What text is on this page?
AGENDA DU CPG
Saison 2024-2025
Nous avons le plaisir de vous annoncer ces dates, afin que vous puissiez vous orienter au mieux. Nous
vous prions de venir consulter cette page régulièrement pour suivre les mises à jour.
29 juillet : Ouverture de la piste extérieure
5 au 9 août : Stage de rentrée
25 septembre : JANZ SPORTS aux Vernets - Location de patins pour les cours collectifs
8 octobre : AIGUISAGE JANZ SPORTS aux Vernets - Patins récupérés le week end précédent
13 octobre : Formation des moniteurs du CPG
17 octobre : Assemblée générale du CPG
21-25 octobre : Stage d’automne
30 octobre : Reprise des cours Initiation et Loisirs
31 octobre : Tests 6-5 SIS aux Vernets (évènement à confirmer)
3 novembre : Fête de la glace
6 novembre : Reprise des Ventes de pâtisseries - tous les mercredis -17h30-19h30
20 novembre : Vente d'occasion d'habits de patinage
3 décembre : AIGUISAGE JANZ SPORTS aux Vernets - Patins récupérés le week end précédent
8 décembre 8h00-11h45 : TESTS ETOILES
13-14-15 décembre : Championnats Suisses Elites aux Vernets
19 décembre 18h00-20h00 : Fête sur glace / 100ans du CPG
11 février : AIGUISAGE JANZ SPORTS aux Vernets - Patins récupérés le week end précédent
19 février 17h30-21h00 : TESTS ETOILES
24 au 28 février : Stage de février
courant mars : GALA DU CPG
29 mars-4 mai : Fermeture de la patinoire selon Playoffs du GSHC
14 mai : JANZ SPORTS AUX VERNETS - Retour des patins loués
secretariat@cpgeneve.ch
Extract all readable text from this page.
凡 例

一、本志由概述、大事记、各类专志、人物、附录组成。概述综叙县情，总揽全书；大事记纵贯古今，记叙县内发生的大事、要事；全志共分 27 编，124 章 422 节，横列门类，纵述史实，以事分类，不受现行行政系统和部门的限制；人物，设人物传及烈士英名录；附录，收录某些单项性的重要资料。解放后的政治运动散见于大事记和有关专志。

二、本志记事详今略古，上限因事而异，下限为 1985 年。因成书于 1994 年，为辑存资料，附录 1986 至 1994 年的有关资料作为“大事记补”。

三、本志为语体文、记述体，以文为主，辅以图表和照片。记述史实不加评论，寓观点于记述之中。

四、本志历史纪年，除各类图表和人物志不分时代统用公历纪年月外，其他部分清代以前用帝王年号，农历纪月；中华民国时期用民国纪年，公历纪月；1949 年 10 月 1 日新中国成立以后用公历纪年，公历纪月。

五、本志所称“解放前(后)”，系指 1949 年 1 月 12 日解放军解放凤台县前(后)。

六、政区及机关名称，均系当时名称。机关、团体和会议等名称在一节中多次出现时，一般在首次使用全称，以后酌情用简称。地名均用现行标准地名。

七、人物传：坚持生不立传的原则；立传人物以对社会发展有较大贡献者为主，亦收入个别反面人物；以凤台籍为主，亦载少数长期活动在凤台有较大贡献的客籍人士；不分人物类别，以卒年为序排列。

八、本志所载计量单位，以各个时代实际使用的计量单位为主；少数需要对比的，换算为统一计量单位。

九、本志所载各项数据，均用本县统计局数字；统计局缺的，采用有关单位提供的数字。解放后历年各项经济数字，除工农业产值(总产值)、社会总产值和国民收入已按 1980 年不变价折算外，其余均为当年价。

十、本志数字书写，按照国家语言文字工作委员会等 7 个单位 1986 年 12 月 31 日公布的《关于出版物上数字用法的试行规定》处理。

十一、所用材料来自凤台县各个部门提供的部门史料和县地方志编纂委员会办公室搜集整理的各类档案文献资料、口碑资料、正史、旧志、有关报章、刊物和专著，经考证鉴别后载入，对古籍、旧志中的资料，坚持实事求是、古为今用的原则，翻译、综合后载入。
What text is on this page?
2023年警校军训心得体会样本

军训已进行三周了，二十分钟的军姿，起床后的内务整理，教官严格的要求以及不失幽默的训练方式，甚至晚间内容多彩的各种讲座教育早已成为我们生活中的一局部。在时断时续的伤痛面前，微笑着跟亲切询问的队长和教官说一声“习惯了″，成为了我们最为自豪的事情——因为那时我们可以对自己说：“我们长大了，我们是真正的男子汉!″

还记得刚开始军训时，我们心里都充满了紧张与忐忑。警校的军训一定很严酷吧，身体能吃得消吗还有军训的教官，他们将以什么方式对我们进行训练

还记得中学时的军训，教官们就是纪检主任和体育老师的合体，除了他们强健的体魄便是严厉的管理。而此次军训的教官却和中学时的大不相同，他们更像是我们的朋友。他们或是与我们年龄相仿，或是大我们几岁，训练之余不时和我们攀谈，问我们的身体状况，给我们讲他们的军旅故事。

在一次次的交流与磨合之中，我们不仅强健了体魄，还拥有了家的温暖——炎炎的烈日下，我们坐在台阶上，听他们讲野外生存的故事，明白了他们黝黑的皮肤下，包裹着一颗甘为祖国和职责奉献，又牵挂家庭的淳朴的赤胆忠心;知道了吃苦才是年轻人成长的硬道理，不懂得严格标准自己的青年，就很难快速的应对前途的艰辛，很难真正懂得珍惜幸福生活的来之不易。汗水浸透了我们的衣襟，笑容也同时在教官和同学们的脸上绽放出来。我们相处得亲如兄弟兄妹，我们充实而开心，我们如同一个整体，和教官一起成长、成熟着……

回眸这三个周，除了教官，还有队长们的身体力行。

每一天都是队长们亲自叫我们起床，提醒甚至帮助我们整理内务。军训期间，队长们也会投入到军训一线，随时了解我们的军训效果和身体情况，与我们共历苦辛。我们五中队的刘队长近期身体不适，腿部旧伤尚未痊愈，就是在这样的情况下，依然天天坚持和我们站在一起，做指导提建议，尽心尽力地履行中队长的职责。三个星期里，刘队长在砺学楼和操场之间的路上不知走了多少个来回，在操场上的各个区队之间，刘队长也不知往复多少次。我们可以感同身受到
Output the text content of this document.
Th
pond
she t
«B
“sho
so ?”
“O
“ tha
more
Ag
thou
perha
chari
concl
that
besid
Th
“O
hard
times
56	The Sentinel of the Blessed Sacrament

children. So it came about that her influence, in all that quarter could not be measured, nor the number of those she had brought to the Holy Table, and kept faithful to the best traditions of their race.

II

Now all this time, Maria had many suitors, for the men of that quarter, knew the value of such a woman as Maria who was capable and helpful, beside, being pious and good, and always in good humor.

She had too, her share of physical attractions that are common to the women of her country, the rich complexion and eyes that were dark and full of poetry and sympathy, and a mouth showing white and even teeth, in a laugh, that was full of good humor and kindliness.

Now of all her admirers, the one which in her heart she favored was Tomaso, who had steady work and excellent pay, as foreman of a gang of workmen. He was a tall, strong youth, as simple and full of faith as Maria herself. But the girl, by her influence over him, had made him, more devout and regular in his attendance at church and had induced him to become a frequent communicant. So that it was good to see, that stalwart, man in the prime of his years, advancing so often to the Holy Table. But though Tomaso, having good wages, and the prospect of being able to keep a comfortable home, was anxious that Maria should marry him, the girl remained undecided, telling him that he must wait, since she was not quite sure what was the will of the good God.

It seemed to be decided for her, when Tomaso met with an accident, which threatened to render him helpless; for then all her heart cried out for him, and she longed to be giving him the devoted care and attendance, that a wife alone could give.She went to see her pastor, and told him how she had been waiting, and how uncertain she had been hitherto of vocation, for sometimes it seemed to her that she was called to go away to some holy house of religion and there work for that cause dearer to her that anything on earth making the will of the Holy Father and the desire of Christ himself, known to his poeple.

☆ ☆ ☆ ☆ ☆

• _Given task_
Would you reproduce the material above in full, exactly as given?

• _Expected answer_
What text is on this page?
AGENDA DU CPG
Saison 2024-2025
Nous avons le plaisir de vous annoncer ces dates, afin que vous puissiez vous orienter au mieux. Nous
vous prions de venir consulter cette page régulièrement pour suivre les mises à jour.
29 juillet : Ouverture de la piste extérieure
5 au 9 août : Stage de rentrée
25 septembre : JANZ SPORTS aux Vernets - Location de patins pour les cours collectifs
8 octobre : AIGUISAGE JANZ SPORTS aux Vernets - Patins récupérés le week end précédent
13 octobre : Formation des moniteurs du CPG
17 octobre : Assemblée générale du CPG
21-25 octobre : Stage d’automne
30 octobre : Reprise des cours Initiation et Loisirs
31 octobre : Tests 6-5 SIS aux Vernets (évènement à confirmer)
3 novembre : Fête de la glace
6 novembre : Reprise des Ventes de pâtisseries - tous les mercredis -17h30-19h30
20 novembre : Vente d'occasion d'habits de patinage
3 décembre : AIGUISAGE JANZ SPORTS aux Vernets - Patins récupérés le week end précédent
8 décembre 8h00-11h45 : TESTS ETOILES
13-14-15 décembre : Championnats Suisses Elites aux Vernets
19 décembre 18h00-20h00 : Fête sur glace / 100ans du CPG
11 février : AIGUISAGE JANZ SPORTS aux Vernets - Patins récupérés le week end précédent
19 février 17h30-21h00 : TESTS ETOILES
24 au 28 février : Stage de février
courant mars : GALA DU CPG
29 mars-4 mai : Fermeture de la patinoire selon Playoffs du GSHC
14 mai : JANZ SPORTS AUX VERNETS - Retour des patins loués
secretariat@cpgeneve.ch
Extract all readable text from this page.
凡 例

一、本志由概述、大事记、各类专志、人物、附录组成。概述综叙县情，总揽全书；大事记纵贯古今，记叙县内发生的大事、要事；全志共分 27 编，124 章 422 节，横列门类，纵述史实，以事分类，不受现行行政系统和部门的限制；人物，设人物传及烈士英名录；附录，收录某些单项性的重要资料。解放后的政治运动散见于大事记和有关专志。

二、本志记事详今略古，上限因事而异，下限为 1985 年。因成书于 1994 年，为辑存资料，附录 1986 至 1994 年的有关资料作为“大事记补”。

三、本志为语体文、记述体，以文为主，辅以图表和照片。记述史实不加评论，寓观点于记述之中。

四、本志历史纪年，除各类图表和人物志不分时代统用公历纪年月外，其他部分清代以前用帝王年号，农历纪月；中华民国时期用民国纪年，公历纪月；1949 年 10 月 1 日新中国成立以后用公历纪年，公历纪月。

五、本志所称“解放前(后)”，系指 1949 年 1 月 12 日解放军解放凤台县前(后)。

六、政区及机关名称，均系当时名称。机关、团体和会议等名称在一节中多次出现时，一般在首次使用全称，以后酌情用简称。地名均用现行标准地名。

七、人物传：坚持生不立传的原则；立传人物以对社会发展有较大贡献者为主，亦收入个别反面人物；以凤台籍为主，亦载少数长期活动在凤台有较大贡献的客籍人士；不分人物类别，以卒年为序排列。

八、本志所载计量单位，以各个时代实际使用的计量单位为主；少数需要对比的，换算为统一计量单位。

九、本志所载各项数据，均用本县统计局数字；统计局缺的，采用有关单位提供的数字。解放后历年各项经济数字，除工农业产值(总产值)、社会总产值和国民收入已按 1980 年不变价折算外，其余均为当年价。

十、本志数字书写，按照国家语言文字工作委员会等 7 个单位 1986 年 12 月 31 日公布的《关于出版物上数字用法的试行规定》处理。

十一、所用材料来自凤台县各个部门提供的部门史料和县地方志编纂委员会办公室搜集整理的各类档案文献资料、口碑资料、正史、旧志、有关报章、刊物和专著，经考证鉴别后载入，对古籍、旧志中的资料，坚持实事求是、古为今用的原则，翻译、综合后载入。
What text is on this page?
2023年警校军训心得体会样本

军训已进行三周了，二十分钟的军姿，起床后的内务整理，教官严格的要求以及不失幽默的训练方式，甚至晚间内容多彩的各种讲座教育早已成为我们生活中的一局部。在时断时续的伤痛面前，微笑着跟亲切询问的队长和教官说一声“习惯了″，成为了我们最为自豪的事情——因为那时我们可以对自己说：“我们长大了，我们是真正的男子汉!″

还记得刚开始军训时，我们心里都充满了紧张与忐忑。警校的军训一定很严酷吧，身体能吃得消吗还有军训的教官，他们将以什么方式对我们进行训练

还记得中学时的军训，教官们就是纪检主任和体育老师的合体，除了他们强健的体魄便是严厉的管理。而此次军训的教官却和中学时的大不相同，他们更像是我们的朋友。他们或是与我们年龄相仿，或是大我们几岁，训练之余不时和我们攀谈，问我们的身体状况，给我们讲他们的军旅故事。

在一次次的交流与磨合之中，我们不仅强健了体魄，还拥有了家的温暖——炎炎的烈日下，我们坐在台阶上，听他们讲野外生存的故事，明白了他们黝黑的皮肤下，包裹着一颗甘为祖国和职责奉献，又牵挂家庭的淳朴的赤胆忠心;知道了吃苦才是年轻人成长的硬道理，不懂得严格标准自己的青年，就很难快速的应对前途的艰辛，很难真正懂得珍惜幸福生活的来之不易。汗水浸透了我们的衣襟，笑容也同时在教官和同学们的脸上绽放出来。我们相处得亲如兄弟兄妹，我们充实而开心，我们如同一个整体，和教官一起成长、成熟着……

回眸这三个周，除了教官，还有队长们的身体力行。

每一天都是队长们亲自叫我们起床，提醒甚至帮助我们整理内务。军训期间，队长们也会投入到军训一线，随时了解我们的军训效果和身体情况，与我们共历苦辛。我们五中队的刘队长近期身体不适，腿部旧伤尚未痊愈，就是在这样的情况下，依然天天坚持和我们站在一起，做指导提建议，尽心尽力地履行中队长的职责。三个星期里，刘队长在砺学楼和操场之间的路上不知走了多少个来回，在操场上的各个区队之间，刘队长也不知往复多少次。我们可以感同身受到
Output the text content of this document.
Th
pond
she t
«B
“sho
so ?”
“O
“ tha
more
Ag
thou
perha
chari
concl
that
besid
Th
“O
hard
times
56	The Sentinel of the Blessed Sacrament

children. So it came about that her influence, in all that quarter could not be measured, nor the number of those she had brought to the Holy Table, and kept faithful to the best traditions of their race.

II

Now all this time, Maria had many suitors, for the men of that quarter, knew the value of such a woman as Maria who was capable and helpful, beside, being pious and good, and always in good humor.

She had too, her share of physical attractions that are common to the women of her country, the rich complexion and eyes that were dark and full of poetry and sympathy, and a mouth showing white and even teeth, in a laugh, that was full of good humor and kindliness.

Now of all her admirers, the one which in her heart she favored was Tomaso, who had steady work and excellent pay, as foreman of a gang of workmen. He was a tall, strong youth, as simple and full of faith as Maria herself. But the girl, by her influence over him, had made him, more devout and regular in his attendance at church and had induced him to become a frequent communicant. So that it was good to see, that stalwart, man in the prime of his years, advancing so often to the Holy Table. But though Tomaso, having good wages, and the prospect of being able to keep a comfortable home, was anxious that Maria should marry him, the girl remained undecided, telling him that he must wait, since she was not quite sure what was the will of the good God.

It seemed to be decided for her, when Tomaso met with an accident, which threatened to render him helpless; for then all her heart cried out for him, and she longed to be giving him the devoted care and attendance, that a wife alone could give.She went to see her pastor, and told him how she had been waiting, and how uncertain she had been hitherto of vocation, for sometimes it seemed to her that she was called to go away to some holy house of religion and there work for that cause dearer to her that anything on earth making the will of the Holy Father and the desire of Christ himself, known to his poeple.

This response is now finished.